Aim: Wherever the string "关税与贸易总协定临时适用协定书" occurs in a line of these records, report that line.

Data records:
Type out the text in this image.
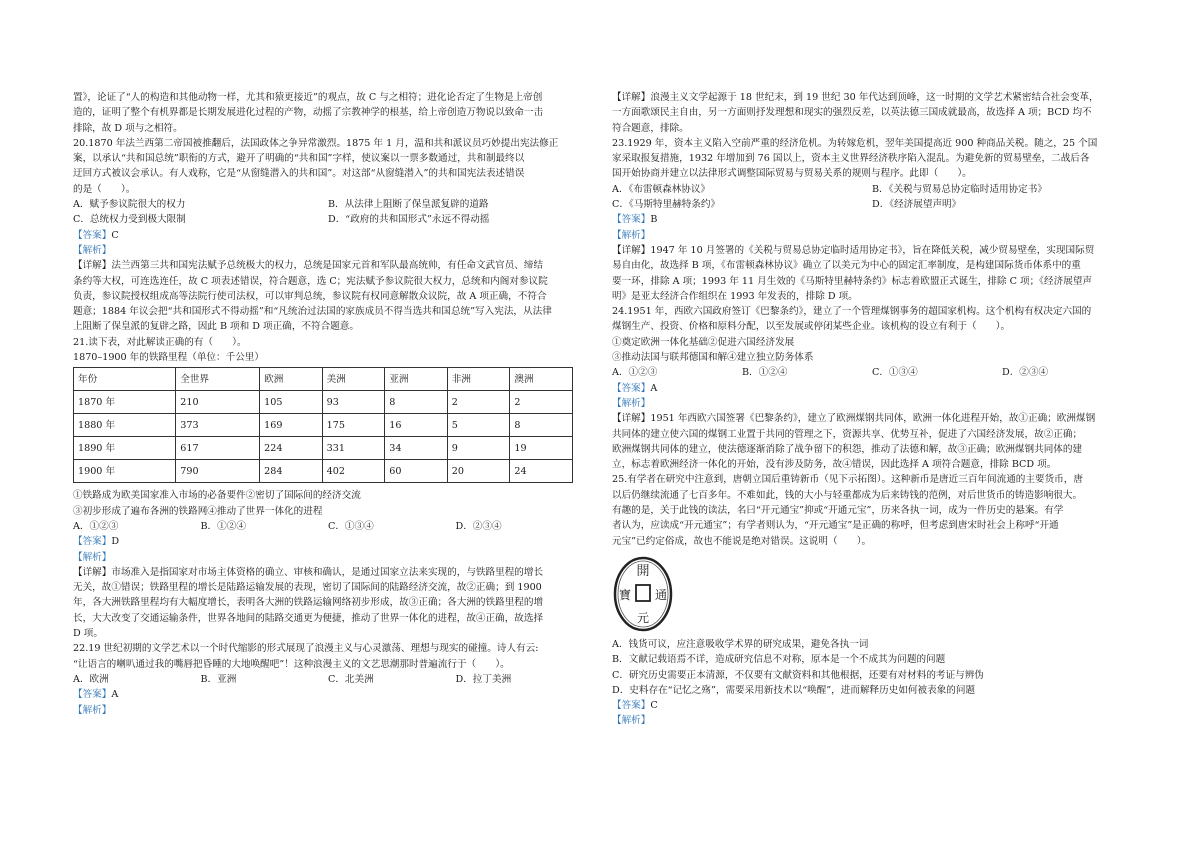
置》，论证了“人的构造和其他动物一样，尤其和猿更接近”的观点，故 C 与之相符；进化论否定了生物是上帝创

造的，证明了整个有机界都是长期发展进化过程的产物，动摇了宗教神学的根基，给上帝创造万物说以致命一击

排除，故 D 项与之相符。

20.1870 年法兰西第二帝国被推翻后，法国政体之争异常激烈。1875 年 1 月，温和共和派议员巧妙提出宪法修正

案，以承认“共和国总统”职衔的方式，避开了明确的“共和国”字样，使议案以一票多数通过，共和制最终以

迂回方式被议会承认。有人戏称，它是“从窗缝潜入的共和国”。对这部“从窗缝潜入”的共和国宪法表述错误

的是（　　）。

A．赋予参议院很大的权力	B．从法律上阻断了保皇派复辟的道路
C．总统权力受到极大限制	D．“政府的共和国形式”永远不得动摇

【答案】C

【解析】

【详解】法兰西第三共和国宪法赋予总统极大的权力，总统是国家元首和军队最高统帅，有任命文武官员、缔结

条约等大权，可连选连任，故 C 项表述错误，符合题意，选 C；宪法赋予参议院很大权力，总统和内阁对参议院

负责，参议院授权组成高等法院行使司法权，可以审判总统，参议院有权同意解散众议院，故 A 项正确，不符合

题意；1884 年议会把“共和国形式不得动摇”和“凡统治过法国的家族成员不得当选共和国总统”写入宪法，从法律

上阻断了保皇派的复辟之路，因此 B 项和 D 项正确，不符合题意。

21.读下表，对此解读正确的有（　　）。

1870–1900 年的铁路里程（单位：千公里）

年份	全世界	欧洲	美洲	亚洲	非洲	澳洲
1870 年	210	105	93	8	2	2
1880 年	373	169	175	16	5	8
1890 年	617	224	331	34	9	19
1900 年	790	284	402	60	20	24

①铁路成为欧美国家准入市场的必备要件②密切了国际间的经济交流

③初步形成了遍布各洲的铁路网④推动了世界一体化的进程

A．①②③	B．①②④	C．①③④	D．②③④

【答案】D

【解析】

【详解】市场准入是指国家对市场主体资格的确立、审核和确认，是通过国家立法来实现的，与铁路里程的增长

无关，故①错误；铁路里程的增长是陆路运输发展的表现，密切了国际间的陆路经济交流，故②正确；到 1900

年，各大洲铁路里程均有大幅度增长，表明各大洲的铁路运输网络初步形成，故③正确；各大洲的铁路里程的增

长，大大改变了交通运输条件，世界各地间的陆路交通更为便捷，推动了世界一体化的进程，故④正确，故选择

D 项。

22.19 世纪初期的文学艺术以一个时代缩影的形式展现了浪漫主义与心灵激荡、理想与现实的碰撞。诗人有云:

“让语言的喇叭通过我的嘴唇把昏睡的大地唤醒吧”！这种浪漫主义的文艺思潮那时普遍流行于（　　）。

A．欧洲	B．亚洲	C．北美洲	D．拉丁美洲

【答案】A

【解析】

【详解】浪漫主义文学起源于 18 世纪末，到 19 世纪 30 年代达到顶峰，这一时期的文学艺术紧密结合社会变革，

一方面歌颂民主自由，另一方面则抒发理想和现实的强烈反差，以英法德三国成就最高，故选择 A 项；BCD 均不

符合题意，排除。

23.1929 年，资本主义陷入空前严重的经济危机。为转嫁危机，翌年美国提高近 900 种商品关税。随之，25 个国

家采取报复措施，1932 年增加到 76 国以上，资本主义世界经济秩序陷入混乱。为避免新的贸易壁垒，二战后各

国开始协商并建立以法律形式调整国际贸易与贸易关系的规则与程序。此即（　　）。

A．《布雷顿森林协议》	B．《关税与贸易总协定临时适用协定书》
C．《马斯特里赫特条约》	D．《经济展望声明》

【答案】B

【解析】

【详解】1947 年 10 月签署的《关税与贸易总协定临时适用协定书》，旨在降低关税，减少贸易壁垒，实现国际贸

易自由化，故选择 B 项，《布雷顿森林协议》确立了以美元为中心的固定汇率制度，是构建国际货币体系中的重

要一环，排除 A 项；1993 年 11 月生效的《马斯特里赫特条约》标志着欧盟正式诞生，排除 C 项；《经济展望声

明》是亚太经济合作组织在 1993 年发表的，排除 D 项。

24.1951 年，西欧六国政府签订《巴黎条约》，建立了一个管理煤钢事务的超国家机构。这个机构有权决定六国的

煤钢生产、投资、价格和原料分配，以至发展或停闭某些企业。该机构的设立有利于（　　）。

①奠定欧洲一体化基础②促进六国经济发展

③推动法国与联邦德国和解④建立独立防务体系

A．①②③	B．①②④	C．①③④	D．②③④

【答案】A

【解析】

【详解】1951 年西欧六国签署《巴黎条约》，建立了欧洲煤钢共同体，欧洲一体化进程开始，故①正确；欧洲煤钢

共同体的建立使六国的煤钢工业置于共同的管理之下，资源共享、优势互补，促进了六国经济发展，故②正确；

欧洲煤钢共同体的建立，使法德逐渐消除了战争留下的积怨，推动了法德和解，故③正确；欧洲煤钢共同体的建

立，标志着欧洲经济一体化的开始，没有涉及防务，故④错误，因此选择 A 项符合题意，排除 BCD 项。

25.有学者在研究中注意到，唐朝立国后重铸新币（见下示拓图）。这种新币是唐近三百年间流通的主要货币，唐

以后仍继续流通了七百多年。不难如此，钱的大小与轻重都成为后来铸钱的范例，对后世货币的铸造影响很大。

有趣的是，关于此钱的读法，名曰“开元通宝”抑或“开通元宝”，历来各执一词，成为一件历史的悬案。有学

者认为，应读成“开元通宝”；有学者则认为，“开元通宝”是正确的称呼，但考虑到唐宋时社会上称呼“开通

元宝”已约定俗成，故也不能说是绝对错误。这说明（　　）。

開
通
元
寶

A．钱货可议，应注意吸收学术界的研究成果，避免各执一词

B．文献记载语焉不详，造成研究信息不对称，原本是一个不成其为问题的问题

C．研究历史需要正本清源，不仅要有文献资料和其他根据，还要有对材料的考证与辨伪

D．史料存在“记忆之殇”，需要采用新技术以“唤醒”，进而解释历史如何被表象的问题

【答案】C

【解析】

Output:
A．《布雷顿森林协议》	B．《关税与贸易总协定临时适用协定书》
【详解】1947 年 10 月签署的《关税与贸易总协定临时适用协定书》，旨在降低关税，减少贸易壁垒，实现国际贸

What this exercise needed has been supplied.